Copy out each line of the material in which the word "Colorado" appears.

*Records supplied:*
* START *

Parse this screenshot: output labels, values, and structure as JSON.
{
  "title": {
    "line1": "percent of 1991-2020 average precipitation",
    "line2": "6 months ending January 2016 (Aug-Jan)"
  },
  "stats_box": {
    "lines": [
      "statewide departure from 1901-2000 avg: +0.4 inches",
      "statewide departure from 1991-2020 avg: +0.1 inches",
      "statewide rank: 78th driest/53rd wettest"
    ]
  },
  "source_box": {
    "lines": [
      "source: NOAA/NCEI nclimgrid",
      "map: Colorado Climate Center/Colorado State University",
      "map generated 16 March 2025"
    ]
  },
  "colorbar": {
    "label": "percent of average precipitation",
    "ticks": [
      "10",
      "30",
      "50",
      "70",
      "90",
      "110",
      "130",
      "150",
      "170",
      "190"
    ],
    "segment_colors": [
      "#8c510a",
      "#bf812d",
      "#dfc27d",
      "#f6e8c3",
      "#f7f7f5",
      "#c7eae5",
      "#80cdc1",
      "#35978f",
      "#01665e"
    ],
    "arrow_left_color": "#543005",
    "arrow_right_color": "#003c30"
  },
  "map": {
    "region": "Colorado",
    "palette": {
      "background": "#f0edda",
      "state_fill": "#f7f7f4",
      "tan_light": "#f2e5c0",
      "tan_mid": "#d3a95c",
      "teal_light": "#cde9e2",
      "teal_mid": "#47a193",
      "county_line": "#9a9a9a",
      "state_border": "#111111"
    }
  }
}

* END *

*Answer to this task:*
      "map: Colorado Climate Center/Colorado State University",
    "region": "Colorado",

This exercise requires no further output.